[[ DATA LISTING, beginning ]]

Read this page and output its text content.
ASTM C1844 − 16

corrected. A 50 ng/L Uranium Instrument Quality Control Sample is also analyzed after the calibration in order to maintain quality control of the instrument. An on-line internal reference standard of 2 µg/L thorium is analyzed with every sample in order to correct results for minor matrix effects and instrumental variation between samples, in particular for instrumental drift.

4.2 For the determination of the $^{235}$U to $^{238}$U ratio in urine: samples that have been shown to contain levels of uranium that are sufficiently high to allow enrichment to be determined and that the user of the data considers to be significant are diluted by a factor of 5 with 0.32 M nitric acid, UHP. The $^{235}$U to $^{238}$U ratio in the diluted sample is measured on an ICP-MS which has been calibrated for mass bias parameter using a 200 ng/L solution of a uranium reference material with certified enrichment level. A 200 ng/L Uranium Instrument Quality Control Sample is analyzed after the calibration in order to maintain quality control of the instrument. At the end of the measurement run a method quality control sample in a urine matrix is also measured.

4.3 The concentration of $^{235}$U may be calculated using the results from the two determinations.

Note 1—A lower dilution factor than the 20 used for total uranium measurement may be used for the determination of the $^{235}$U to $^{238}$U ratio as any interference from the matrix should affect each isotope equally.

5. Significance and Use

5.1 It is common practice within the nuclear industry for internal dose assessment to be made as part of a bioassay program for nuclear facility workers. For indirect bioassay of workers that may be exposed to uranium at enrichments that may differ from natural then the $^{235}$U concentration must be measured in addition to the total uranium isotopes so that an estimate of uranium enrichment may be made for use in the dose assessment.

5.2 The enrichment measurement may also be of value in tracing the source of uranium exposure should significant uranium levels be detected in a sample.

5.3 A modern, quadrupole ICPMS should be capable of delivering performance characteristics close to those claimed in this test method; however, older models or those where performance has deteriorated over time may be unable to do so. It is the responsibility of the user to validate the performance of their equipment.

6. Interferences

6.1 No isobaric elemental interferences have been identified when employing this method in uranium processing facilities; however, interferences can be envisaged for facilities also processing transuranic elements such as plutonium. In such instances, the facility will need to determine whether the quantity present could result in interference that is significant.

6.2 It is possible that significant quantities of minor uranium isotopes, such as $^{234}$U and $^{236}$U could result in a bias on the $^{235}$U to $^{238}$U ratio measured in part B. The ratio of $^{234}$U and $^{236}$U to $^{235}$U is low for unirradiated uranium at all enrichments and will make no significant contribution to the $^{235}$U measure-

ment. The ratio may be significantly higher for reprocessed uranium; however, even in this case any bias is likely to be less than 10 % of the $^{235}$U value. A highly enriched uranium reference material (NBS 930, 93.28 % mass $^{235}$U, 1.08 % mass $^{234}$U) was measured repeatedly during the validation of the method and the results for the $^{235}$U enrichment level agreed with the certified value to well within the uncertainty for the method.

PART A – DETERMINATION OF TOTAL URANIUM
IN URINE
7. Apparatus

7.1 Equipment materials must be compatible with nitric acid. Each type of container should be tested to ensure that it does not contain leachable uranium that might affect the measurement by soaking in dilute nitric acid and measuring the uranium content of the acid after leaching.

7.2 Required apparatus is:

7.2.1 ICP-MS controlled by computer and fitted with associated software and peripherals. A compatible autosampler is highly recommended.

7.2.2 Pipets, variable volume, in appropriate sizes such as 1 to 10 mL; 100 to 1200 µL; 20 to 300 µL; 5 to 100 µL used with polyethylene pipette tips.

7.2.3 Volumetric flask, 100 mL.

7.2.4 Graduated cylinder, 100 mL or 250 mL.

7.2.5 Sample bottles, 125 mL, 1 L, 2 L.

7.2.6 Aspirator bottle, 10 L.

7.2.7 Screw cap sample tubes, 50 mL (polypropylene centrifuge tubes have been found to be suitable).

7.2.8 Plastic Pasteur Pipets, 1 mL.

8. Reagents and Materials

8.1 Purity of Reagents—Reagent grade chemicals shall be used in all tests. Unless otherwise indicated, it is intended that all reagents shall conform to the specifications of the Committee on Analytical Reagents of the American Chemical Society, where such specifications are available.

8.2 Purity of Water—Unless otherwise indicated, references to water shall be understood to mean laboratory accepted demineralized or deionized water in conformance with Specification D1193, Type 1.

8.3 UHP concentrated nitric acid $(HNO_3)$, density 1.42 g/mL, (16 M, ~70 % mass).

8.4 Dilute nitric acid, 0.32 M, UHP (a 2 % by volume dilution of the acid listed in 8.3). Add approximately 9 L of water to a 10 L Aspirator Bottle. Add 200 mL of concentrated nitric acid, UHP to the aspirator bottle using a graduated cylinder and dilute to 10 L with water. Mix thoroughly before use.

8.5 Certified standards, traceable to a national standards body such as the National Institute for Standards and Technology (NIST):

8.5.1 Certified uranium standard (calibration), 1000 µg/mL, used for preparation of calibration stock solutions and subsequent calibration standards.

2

[[ DATA LISTING, end ]]
[[ DATA LISTING, beginning ]]

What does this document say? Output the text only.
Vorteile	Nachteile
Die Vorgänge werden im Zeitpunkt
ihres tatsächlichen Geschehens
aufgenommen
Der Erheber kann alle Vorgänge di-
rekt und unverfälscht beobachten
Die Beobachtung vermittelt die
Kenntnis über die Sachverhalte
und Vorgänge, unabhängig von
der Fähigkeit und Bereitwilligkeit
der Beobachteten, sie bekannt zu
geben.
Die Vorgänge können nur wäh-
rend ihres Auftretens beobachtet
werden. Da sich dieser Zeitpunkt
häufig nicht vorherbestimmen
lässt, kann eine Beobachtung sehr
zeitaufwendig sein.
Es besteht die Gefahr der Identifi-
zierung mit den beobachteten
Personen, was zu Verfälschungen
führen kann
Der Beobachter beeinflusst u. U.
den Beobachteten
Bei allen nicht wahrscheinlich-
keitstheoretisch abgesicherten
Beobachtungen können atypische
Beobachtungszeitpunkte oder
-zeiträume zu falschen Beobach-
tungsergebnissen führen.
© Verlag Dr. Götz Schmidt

[[ DATA LISTING, end ]]

§ **EXERCISE DIRECTIONS**: Every line containing the string "content" is required; copy each such line from the data.

§ **WRITTEN SOLUTION**:
Read this page and output its text content.
7.1 Equipment materials must be compatible with nitric acid. Each type of container should be tested to ensure that it does not contain leachable uranium that might affect the measurement by soaking in dilute nitric acid and measuring the uranium content of the acid after leaching.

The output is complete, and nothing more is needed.